◆ Exercise aim
Transcribe each record below word for word.

── Materials provided ──

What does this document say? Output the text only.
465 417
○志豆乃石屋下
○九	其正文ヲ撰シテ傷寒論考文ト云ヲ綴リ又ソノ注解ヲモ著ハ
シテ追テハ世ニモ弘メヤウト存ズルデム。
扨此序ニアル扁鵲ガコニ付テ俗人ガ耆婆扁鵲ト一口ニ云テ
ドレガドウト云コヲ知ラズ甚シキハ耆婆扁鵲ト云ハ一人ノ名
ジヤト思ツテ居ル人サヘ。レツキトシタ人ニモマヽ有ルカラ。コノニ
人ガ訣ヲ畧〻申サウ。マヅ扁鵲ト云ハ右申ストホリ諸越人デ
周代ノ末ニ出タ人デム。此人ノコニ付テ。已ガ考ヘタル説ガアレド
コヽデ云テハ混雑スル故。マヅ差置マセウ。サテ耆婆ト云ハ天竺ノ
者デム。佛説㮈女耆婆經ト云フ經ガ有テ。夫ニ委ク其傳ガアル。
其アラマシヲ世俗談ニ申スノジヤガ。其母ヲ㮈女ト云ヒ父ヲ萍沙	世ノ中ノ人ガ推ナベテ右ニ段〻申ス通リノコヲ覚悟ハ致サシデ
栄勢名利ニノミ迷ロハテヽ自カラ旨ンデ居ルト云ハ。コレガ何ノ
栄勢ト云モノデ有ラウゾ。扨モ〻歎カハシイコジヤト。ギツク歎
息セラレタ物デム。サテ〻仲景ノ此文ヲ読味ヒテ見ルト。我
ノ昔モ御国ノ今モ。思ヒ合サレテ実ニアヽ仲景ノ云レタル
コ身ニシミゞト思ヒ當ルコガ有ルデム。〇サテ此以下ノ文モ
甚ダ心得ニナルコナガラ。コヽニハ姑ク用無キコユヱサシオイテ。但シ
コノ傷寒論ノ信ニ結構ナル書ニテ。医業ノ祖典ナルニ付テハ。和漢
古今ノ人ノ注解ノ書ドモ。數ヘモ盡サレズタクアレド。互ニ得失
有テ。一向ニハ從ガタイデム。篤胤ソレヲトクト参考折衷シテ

───

◆ The solution
What does this document say? Output the text only.
465 417
○志豆乃石屋下
○九	其正文ヲ撰シテ傷寒論考文ト云ヲ綴リ又ソノ注解ヲモ著ハ
シテ追テハ世ニモ弘メヤウト存ズルデム。
扨此序ニアル扁鵲ガコニ付テ俗人ガ耆婆扁鵲ト一口ニ云テ
ドレガドウト云コヲ知ラズ甚シキハ耆婆扁鵲ト云ハ一人ノ名
ジヤト思ツテ居ル人サヘ。レツキトシタ人ニモマヽ有ルカラ。コノニ
人ガ訣ヲ畧〻申サウ。マヅ扁鵲ト云ハ右申ストホリ諸越人デ
周代ノ末ニ出タ人デム。此人ノコニ付テ。已ガ考ヘタル説ガアレド
コヽデ云テハ混雑スル故。マヅ差置マセウ。サテ耆婆ト云ハ天竺ノ
者デム。佛説㮈女耆婆經ト云フ經ガ有テ。夫ニ委ク其傳ガアル。
其アラマシヲ世俗談ニ申スノジヤガ。其母ヲ㮈女ト云ヒ父ヲ萍沙	世ノ中ノ人ガ推ナベテ右ニ段〻申ス通リノコヲ覚悟ハ致サシデ
栄勢名利ニノミ迷ロハテヽ自カラ旨ンデ居ルト云ハ。コレガ何ノ
栄勢ト云モノデ有ラウゾ。扨モ〻歎カハシイコジヤト。ギツク歎
息セラレタ物デム。サテ〻仲景ノ此文ヲ読味ヒテ見ルト。我
ノ昔モ御国ノ今モ。思ヒ合サレテ実ニアヽ仲景ノ云レタル
コ身ニシミゞト思ヒ當ルコガ有ルデム。〇サテ此以下ノ文モ
甚ダ心得ニナルコナガラ。コヽニハ姑ク用無キコユヱサシオイテ。但シ
コノ傷寒論ノ信ニ結構ナル書ニテ。医業ノ祖典ナルニ付テハ。和漢
古今ノ人ノ注解ノ書ドモ。數ヘモ盡サレズタクアレド。互ニ得失
有テ。一向ニハ從ガタイデム。篤胤ソレヲトクト参考折衷シテ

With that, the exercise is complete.